What the exercise asks: Send each entry back exactly as given, pictures excluded.
++++ Material provided ++++
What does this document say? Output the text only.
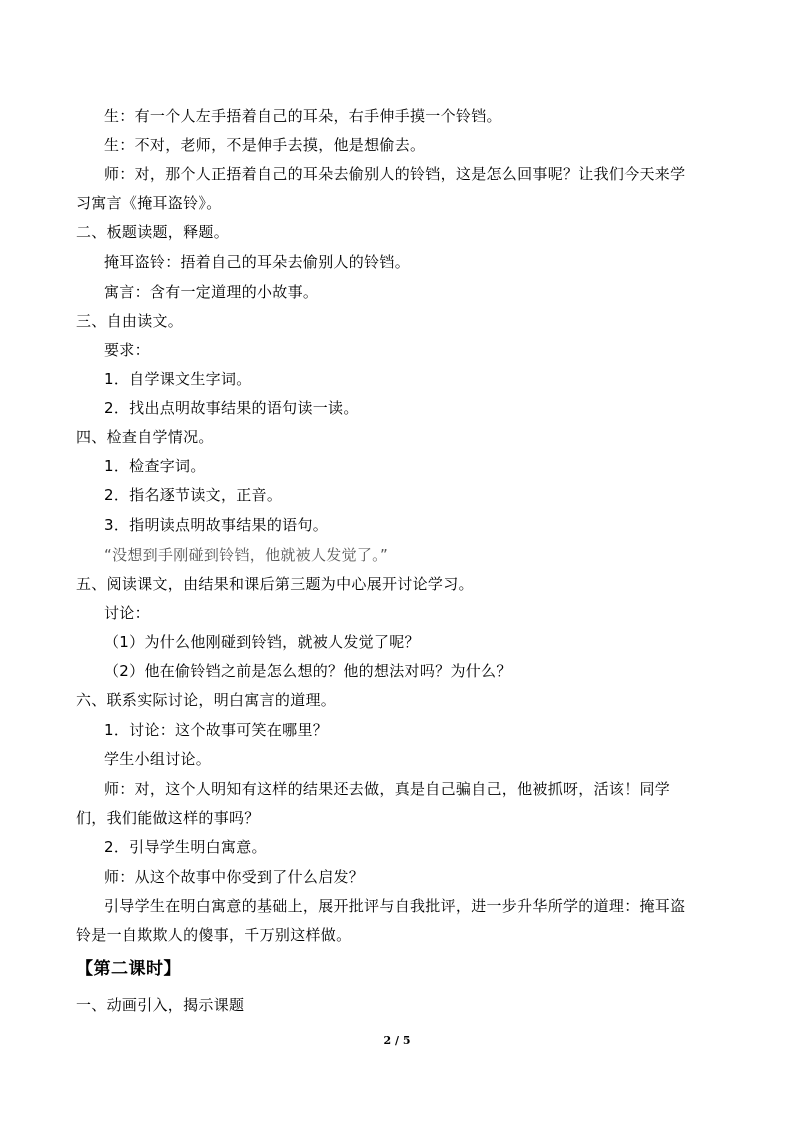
生：有一个人左手捂着自己的耳朵，右手伸手摸一个铃铛。
生：不对，老师，不是伸手去摸，他是想偷去。
师：对，那个人正捂着自己的耳朵去偷别人的铃铛，这是怎么回事呢？让我们今天来学
习寓言《掩耳盗铃》。
二、板题读题，释题。
掩耳盗铃：捂着自己的耳朵去偷别人的铃铛。
寓言：含有一定道理的小故事。
三、自由读文。
要求：
1．自学课文生字词。
2．找出点明故事结果的语句读一读。
四、检查自学情况。
1．检查字词。
2．指名逐节读文，正音。
3．指明读点明故事结果的语句。
“没想到手刚碰到铃铛，他就被人发觉了。”
五、阅读课文，由结果和课后第三题为中心展开讨论学习。
讨论：
（1）为什么他刚碰到铃铛，就被人发觉了呢？
（2）他在偷铃铛之前是怎么想的？他的想法对吗？为什么？
六、联系实际讨论，明白寓言的道理。
1．讨论：这个故事可笑在哪里？
学生小组讨论。
师：对，这个人明知有这样的结果还去做，真是自己骗自己，他被抓呀，活该！同学
们，我们能做这样的事吗？
2．引导学生明白寓意。
师：从这个故事中你受到了什么启发？
引导学生在明白寓意的基础上，展开批评与自我批评，进一步升华所学的道理：掩耳盗
铃是一自欺欺人的傻事，千万别这样做。
【第二课时】
一、动画引入，揭示课题
2 / 5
++++
Final result:
What does this document say? Output the text only.
生：有一个人左手捂着自己的耳朵，右手伸手摸一个铃铛。
生：不对，老师，不是伸手去摸，他是想偷去。
师：对，那个人正捂着自己的耳朵去偷别人的铃铛，这是怎么回事呢？让我们今天来学
习寓言《掩耳盗铃》。
二、板题读题，释题。
掩耳盗铃：捂着自己的耳朵去偷别人的铃铛。
寓言：含有一定道理的小故事。
三、自由读文。
要求：
1．自学课文生字词。
2．找出点明故事结果的语句读一读。
四、检查自学情况。
1．检查字词。
2．指名逐节读文，正音。
3．指明读点明故事结果的语句。
“没想到手刚碰到铃铛，他就被人发觉了。”
五、阅读课文，由结果和课后第三题为中心展开讨论学习。
讨论：
（1）为什么他刚碰到铃铛，就被人发觉了呢？
（2）他在偷铃铛之前是怎么想的？他的想法对吗？为什么？
六、联系实际讨论，明白寓言的道理。
1．讨论：这个故事可笑在哪里？
学生小组讨论。
师：对，这个人明知有这样的结果还去做，真是自己骗自己，他被抓呀，活该！同学
们，我们能做这样的事吗？
2．引导学生明白寓意。
师：从这个故事中你受到了什么启发？
引导学生在明白寓意的基础上，展开批评与自我批评，进一步升华所学的道理：掩耳盗
铃是一自欺欺人的傻事，千万别这样做。
【第二课时】
一、动画引入，揭示课题
2 / 5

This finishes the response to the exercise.